Exercise details:
Count the lines in the records below that contain the word "text", and reply with only that number.

Lines of data
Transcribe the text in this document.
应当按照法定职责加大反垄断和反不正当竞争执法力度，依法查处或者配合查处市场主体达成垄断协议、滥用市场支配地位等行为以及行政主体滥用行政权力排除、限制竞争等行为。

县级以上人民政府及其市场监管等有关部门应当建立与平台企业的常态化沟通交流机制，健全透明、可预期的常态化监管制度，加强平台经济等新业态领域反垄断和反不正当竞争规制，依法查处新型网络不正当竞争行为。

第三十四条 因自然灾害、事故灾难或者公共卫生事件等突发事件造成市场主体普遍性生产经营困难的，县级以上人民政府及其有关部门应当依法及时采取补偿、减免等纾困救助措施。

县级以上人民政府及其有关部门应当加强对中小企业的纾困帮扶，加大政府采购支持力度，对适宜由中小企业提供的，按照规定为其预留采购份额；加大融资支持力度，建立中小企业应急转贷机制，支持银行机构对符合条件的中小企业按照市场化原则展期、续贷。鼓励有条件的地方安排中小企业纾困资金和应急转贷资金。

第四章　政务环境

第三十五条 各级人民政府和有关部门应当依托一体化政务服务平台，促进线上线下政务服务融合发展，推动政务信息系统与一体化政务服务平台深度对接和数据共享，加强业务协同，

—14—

---

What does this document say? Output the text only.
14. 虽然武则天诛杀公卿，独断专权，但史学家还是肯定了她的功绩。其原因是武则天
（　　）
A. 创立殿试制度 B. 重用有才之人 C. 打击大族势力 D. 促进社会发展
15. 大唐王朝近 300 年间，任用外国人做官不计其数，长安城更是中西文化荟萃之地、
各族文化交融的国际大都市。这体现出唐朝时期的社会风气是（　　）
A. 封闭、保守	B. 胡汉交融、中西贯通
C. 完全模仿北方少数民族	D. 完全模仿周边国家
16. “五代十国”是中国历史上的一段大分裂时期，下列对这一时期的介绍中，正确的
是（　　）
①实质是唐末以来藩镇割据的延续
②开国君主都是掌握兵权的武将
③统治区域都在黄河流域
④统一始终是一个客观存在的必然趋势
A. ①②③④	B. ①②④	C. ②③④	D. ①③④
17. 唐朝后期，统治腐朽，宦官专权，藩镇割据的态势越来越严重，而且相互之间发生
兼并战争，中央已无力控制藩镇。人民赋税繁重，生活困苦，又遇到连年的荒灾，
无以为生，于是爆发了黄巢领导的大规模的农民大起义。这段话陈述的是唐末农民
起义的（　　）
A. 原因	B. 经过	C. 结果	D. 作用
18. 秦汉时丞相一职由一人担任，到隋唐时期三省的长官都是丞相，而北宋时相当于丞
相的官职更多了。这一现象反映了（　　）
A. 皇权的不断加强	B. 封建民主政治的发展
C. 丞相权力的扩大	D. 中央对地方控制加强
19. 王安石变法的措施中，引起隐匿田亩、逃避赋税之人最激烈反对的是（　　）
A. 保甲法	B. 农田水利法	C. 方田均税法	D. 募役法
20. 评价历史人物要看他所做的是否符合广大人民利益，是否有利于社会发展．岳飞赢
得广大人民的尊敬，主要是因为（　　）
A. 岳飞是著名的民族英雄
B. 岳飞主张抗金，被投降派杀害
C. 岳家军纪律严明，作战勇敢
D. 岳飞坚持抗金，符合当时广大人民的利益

Full answer:
2